>> start Listed entries

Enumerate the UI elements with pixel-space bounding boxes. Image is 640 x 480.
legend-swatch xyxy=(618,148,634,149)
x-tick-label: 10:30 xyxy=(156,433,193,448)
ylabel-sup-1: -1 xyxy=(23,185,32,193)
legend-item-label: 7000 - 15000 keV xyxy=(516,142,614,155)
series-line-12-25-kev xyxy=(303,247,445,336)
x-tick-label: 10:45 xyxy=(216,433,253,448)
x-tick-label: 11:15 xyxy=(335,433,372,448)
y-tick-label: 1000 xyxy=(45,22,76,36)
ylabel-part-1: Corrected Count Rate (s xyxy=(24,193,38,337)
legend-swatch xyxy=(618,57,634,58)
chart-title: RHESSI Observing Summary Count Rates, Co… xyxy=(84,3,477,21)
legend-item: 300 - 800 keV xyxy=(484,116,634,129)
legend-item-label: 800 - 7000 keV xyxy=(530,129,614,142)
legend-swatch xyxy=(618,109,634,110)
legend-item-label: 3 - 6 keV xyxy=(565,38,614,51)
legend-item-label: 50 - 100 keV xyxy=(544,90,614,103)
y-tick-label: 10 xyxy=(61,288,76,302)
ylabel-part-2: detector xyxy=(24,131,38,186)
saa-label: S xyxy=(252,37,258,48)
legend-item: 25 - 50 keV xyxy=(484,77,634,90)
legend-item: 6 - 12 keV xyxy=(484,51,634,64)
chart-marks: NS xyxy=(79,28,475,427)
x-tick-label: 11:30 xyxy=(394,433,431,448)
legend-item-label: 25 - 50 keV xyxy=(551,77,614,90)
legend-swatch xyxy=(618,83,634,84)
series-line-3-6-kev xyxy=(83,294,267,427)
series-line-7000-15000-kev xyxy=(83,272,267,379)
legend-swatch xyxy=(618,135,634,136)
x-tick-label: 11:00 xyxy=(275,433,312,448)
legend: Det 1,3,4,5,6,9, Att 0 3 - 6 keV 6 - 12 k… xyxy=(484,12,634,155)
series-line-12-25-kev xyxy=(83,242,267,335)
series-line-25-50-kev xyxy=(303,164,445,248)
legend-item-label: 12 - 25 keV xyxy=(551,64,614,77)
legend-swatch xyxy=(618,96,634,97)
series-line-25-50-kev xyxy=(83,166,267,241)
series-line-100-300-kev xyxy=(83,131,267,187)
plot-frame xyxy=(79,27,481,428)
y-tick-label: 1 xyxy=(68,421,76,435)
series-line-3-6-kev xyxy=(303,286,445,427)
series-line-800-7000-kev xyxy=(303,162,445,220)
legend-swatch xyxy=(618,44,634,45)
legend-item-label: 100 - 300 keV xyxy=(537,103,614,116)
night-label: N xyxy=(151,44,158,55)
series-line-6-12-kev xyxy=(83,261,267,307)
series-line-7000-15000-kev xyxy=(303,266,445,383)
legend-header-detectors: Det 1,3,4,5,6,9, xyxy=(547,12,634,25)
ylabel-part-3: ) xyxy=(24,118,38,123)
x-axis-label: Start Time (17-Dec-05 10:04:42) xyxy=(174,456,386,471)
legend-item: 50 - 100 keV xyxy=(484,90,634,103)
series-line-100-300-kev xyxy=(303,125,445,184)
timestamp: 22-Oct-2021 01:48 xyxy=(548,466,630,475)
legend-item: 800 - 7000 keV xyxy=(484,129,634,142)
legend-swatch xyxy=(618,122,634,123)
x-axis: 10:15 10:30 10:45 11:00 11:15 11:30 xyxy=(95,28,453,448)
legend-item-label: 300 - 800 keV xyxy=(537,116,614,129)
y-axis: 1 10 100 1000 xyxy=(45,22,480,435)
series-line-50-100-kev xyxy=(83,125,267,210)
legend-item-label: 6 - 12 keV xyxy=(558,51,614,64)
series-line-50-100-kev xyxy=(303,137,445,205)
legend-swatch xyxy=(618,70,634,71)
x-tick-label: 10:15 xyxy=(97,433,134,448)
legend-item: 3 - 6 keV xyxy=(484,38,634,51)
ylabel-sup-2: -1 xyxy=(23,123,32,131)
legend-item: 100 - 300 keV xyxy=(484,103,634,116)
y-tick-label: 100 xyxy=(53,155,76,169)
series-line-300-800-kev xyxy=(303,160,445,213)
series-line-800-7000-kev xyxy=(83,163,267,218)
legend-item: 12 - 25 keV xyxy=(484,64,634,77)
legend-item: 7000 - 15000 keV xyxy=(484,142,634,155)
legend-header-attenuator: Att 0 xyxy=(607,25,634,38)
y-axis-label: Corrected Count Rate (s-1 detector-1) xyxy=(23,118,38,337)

>> end Listed entries

What you have to do >> Reproduce every line of the material above word for word, leaving each one unchanged.

Response below >>
Enumerate the UI elements with pixel-space bounding boxes. Image is 640 x 480.
legend-swatch xyxy=(618,148,634,149)
x-tick-label: 10:30 xyxy=(156,433,193,448)
ylabel-sup-1: -1 xyxy=(23,185,32,193)
legend-item-label: 7000 - 15000 keV xyxy=(516,142,614,155)
series-line-12-25-kev xyxy=(303,247,445,336)
x-tick-label: 10:45 xyxy=(216,433,253,448)
x-tick-label: 11:15 xyxy=(335,433,372,448)
y-tick-label: 1000 xyxy=(45,22,76,36)
ylabel-part-1: Corrected Count Rate (s xyxy=(24,193,38,337)
legend-swatch xyxy=(618,57,634,58)
chart-title: RHESSI Observing Summary Count Rates, Co… xyxy=(84,3,477,21)
legend-item: 300 - 800 keV xyxy=(484,116,634,129)
legend-item-label: 800 - 7000 keV xyxy=(530,129,614,142)
legend-swatch xyxy=(618,109,634,110)
legend-item-label: 3 - 6 keV xyxy=(565,38,614,51)
legend-item-label: 50 - 100 keV xyxy=(544,90,614,103)
y-tick-label: 10 xyxy=(61,288,76,302)
ylabel-part-2: detector xyxy=(24,131,38,186)
saa-label: S xyxy=(252,37,258,48)
legend-item: 25 - 50 keV xyxy=(484,77,634,90)
legend-item: 6 - 12 keV xyxy=(484,51,634,64)
chart-marks: NS xyxy=(79,28,475,427)
x-tick-label: 11:30 xyxy=(394,433,431,448)
legend-item-label: 25 - 50 keV xyxy=(551,77,614,90)
legend-swatch xyxy=(618,83,634,84)
series-line-3-6-kev xyxy=(83,294,267,427)
series-line-7000-15000-kev xyxy=(83,272,267,379)
legend-swatch xyxy=(618,135,634,136)
x-tick-label: 11:00 xyxy=(275,433,312,448)
legend: Det 1,3,4,5,6,9, Att 0 3 - 6 keV 6 - 12 k… xyxy=(484,12,634,155)
series-line-12-25-kev xyxy=(83,242,267,335)
series-line-25-50-kev xyxy=(303,164,445,248)
legend-item-label: 12 - 25 keV xyxy=(551,64,614,77)
legend-swatch xyxy=(618,96,634,97)
series-line-25-50-kev xyxy=(83,166,267,241)
series-line-100-300-kev xyxy=(83,131,267,187)
plot-frame xyxy=(79,27,481,428)
y-tick-label: 1 xyxy=(68,421,76,435)
series-line-3-6-kev xyxy=(303,286,445,427)
series-line-800-7000-kev xyxy=(303,162,445,220)
legend-swatch xyxy=(618,44,634,45)
legend-item-label: 100 - 300 keV xyxy=(537,103,614,116)
night-label: N xyxy=(151,44,158,55)
series-line-6-12-kev xyxy=(83,261,267,307)
series-line-7000-15000-kev xyxy=(303,266,445,383)
legend-header-detectors: Det 1,3,4,5,6,9, xyxy=(547,12,634,25)
ylabel-part-3: ) xyxy=(24,118,38,123)
x-axis-label: Start Time (17-Dec-05 10:04:42) xyxy=(174,456,386,471)
legend-item: 50 - 100 keV xyxy=(484,90,634,103)
series-line-100-300-kev xyxy=(303,125,445,184)
timestamp: 22-Oct-2021 01:48 xyxy=(548,466,630,475)
legend-item: 800 - 7000 keV xyxy=(484,129,634,142)
legend-swatch xyxy=(618,122,634,123)
x-axis: 10:15 10:30 10:45 11:00 11:15 11:30 xyxy=(95,28,453,448)
legend-item-label: 300 - 800 keV xyxy=(537,116,614,129)
y-axis: 1 10 100 1000 xyxy=(45,22,480,435)
series-line-50-100-kev xyxy=(83,125,267,210)
legend-item-label: 6 - 12 keV xyxy=(558,51,614,64)
series-line-50-100-kev xyxy=(303,137,445,205)
legend-swatch xyxy=(618,70,634,71)
x-tick-label: 10:15 xyxy=(97,433,134,448)
legend-item: 3 - 6 keV xyxy=(484,38,634,51)
ylabel-sup-2: -1 xyxy=(23,123,32,131)
legend-item: 100 - 300 keV xyxy=(484,103,634,116)
y-tick-label: 100 xyxy=(53,155,76,169)
series-line-300-800-kev xyxy=(303,160,445,213)
series-line-800-7000-kev xyxy=(83,163,267,218)
legend-item: 12 - 25 keV xyxy=(484,64,634,77)
legend-item: 7000 - 15000 keV xyxy=(484,142,634,155)
legend-header-attenuator: Att 0 xyxy=(607,25,634,38)
y-axis-label: Corrected Count Rate (s-1 detector-1) xyxy=(23,118,38,337)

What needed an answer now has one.